● WHAT YOU ARE ASKED TO DO: Scan the lines below for the string "участках" and report how many lines contain it, giving only the number.

● DATA PROVIDED:
*-*-*
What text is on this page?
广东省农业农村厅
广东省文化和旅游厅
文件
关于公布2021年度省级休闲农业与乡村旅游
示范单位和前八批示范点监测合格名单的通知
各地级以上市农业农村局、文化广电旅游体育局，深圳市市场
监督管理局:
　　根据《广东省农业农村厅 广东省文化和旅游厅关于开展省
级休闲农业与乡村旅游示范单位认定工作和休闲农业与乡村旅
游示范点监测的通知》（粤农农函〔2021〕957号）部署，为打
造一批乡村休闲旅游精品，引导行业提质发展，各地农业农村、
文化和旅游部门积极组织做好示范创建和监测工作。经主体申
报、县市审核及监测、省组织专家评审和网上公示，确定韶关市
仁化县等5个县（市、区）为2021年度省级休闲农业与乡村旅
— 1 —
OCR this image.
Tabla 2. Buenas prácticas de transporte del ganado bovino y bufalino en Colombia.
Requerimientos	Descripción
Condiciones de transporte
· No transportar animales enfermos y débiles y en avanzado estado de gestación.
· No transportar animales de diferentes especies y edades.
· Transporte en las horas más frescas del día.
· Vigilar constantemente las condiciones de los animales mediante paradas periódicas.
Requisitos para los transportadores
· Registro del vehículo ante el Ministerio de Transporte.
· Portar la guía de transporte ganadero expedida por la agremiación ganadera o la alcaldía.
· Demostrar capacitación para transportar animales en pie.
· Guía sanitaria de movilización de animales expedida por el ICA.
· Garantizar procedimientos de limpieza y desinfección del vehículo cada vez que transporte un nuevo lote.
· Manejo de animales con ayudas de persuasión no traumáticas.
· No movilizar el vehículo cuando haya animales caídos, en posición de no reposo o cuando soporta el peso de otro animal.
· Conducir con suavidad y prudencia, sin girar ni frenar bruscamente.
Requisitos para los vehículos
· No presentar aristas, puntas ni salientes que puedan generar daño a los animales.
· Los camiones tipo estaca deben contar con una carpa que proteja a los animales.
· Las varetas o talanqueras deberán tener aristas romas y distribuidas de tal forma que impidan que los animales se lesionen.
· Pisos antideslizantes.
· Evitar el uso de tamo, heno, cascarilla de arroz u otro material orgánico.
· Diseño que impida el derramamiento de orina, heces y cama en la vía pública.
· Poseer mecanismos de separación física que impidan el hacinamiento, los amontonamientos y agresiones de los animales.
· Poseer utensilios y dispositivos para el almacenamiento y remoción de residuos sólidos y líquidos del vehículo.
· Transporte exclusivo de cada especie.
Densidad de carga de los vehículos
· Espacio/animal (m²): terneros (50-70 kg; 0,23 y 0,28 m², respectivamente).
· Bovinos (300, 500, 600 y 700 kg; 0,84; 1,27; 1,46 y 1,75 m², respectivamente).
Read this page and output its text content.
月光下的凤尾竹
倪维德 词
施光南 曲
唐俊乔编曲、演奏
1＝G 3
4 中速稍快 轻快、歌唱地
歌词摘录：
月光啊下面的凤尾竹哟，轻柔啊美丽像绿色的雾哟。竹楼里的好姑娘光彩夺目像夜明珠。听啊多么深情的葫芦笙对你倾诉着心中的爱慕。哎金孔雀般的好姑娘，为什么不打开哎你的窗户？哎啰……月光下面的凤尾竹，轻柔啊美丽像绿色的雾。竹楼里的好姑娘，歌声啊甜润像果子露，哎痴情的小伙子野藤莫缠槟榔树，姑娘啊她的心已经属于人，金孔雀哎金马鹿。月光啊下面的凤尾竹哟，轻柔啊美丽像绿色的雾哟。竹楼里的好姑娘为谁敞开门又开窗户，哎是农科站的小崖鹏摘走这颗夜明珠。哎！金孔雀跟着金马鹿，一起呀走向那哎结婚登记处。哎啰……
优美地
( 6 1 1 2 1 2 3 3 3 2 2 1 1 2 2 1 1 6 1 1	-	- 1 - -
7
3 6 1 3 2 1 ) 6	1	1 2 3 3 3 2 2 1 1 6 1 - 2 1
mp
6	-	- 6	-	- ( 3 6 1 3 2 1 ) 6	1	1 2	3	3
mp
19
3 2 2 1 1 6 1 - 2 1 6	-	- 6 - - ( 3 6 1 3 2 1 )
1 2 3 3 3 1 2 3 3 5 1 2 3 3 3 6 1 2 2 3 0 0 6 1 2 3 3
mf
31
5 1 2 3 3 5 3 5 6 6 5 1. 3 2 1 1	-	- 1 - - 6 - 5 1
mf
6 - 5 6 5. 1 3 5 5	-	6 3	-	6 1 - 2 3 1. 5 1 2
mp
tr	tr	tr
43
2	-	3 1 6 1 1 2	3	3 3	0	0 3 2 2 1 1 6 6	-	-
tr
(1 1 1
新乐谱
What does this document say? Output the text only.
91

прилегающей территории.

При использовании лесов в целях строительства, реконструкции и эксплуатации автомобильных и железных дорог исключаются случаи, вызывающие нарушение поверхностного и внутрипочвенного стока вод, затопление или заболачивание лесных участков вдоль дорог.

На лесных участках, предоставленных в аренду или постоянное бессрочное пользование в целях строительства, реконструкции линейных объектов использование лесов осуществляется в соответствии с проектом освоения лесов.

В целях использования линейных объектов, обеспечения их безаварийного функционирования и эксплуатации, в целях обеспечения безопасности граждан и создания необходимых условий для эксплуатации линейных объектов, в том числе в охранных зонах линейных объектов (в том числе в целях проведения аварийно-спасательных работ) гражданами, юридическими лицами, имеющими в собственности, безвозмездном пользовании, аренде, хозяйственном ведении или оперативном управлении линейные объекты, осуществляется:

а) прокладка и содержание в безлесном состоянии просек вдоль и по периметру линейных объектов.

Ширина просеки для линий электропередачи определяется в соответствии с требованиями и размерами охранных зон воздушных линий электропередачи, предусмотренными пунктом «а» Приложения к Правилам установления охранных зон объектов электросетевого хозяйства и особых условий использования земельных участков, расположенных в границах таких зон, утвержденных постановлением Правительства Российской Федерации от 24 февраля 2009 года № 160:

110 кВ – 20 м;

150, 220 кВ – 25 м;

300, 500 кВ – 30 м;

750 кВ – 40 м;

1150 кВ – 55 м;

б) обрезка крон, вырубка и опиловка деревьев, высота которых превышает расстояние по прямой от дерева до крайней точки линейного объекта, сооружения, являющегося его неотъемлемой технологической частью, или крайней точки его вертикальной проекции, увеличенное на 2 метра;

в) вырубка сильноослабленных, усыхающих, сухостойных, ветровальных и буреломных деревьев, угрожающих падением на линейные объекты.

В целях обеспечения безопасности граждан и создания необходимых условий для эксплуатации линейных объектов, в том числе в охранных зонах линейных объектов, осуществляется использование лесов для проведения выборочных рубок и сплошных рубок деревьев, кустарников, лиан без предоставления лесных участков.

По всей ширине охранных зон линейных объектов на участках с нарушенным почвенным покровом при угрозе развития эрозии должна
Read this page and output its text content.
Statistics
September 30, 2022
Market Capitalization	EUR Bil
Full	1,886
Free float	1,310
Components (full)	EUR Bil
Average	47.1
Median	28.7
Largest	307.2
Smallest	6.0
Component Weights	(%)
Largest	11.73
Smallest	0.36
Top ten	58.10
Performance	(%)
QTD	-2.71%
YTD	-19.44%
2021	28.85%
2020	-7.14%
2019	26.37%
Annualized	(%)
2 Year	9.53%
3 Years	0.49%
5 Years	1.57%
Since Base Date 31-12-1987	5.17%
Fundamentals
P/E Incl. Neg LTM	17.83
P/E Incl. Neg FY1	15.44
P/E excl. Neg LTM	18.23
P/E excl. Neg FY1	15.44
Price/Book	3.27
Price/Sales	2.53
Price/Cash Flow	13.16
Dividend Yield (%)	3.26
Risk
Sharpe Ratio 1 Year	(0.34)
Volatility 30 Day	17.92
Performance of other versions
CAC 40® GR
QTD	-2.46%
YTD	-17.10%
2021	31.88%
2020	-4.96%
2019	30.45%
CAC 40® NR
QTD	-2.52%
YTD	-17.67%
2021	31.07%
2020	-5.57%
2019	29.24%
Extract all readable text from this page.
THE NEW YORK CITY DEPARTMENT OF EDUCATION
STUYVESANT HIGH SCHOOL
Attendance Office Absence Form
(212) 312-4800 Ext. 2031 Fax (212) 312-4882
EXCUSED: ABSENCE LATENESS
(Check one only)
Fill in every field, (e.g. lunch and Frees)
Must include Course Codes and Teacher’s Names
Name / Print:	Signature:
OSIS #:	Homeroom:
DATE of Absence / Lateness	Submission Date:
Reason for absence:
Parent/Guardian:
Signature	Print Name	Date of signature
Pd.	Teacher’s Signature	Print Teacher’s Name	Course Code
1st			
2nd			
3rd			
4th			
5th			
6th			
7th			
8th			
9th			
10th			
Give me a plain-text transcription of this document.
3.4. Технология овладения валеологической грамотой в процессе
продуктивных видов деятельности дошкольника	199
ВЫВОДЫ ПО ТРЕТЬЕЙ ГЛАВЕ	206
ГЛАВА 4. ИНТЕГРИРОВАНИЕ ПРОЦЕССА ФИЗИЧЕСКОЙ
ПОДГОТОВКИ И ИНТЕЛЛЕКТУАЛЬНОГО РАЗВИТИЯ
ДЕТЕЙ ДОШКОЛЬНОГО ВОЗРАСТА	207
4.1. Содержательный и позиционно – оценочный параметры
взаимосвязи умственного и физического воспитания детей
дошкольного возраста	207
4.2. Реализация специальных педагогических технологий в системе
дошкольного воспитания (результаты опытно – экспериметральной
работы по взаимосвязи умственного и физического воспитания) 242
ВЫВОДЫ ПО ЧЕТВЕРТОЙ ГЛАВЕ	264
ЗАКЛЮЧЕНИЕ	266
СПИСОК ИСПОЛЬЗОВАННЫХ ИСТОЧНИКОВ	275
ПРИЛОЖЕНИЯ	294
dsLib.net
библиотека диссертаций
*-*-*
● SOLUTION TO THIS TASK: 2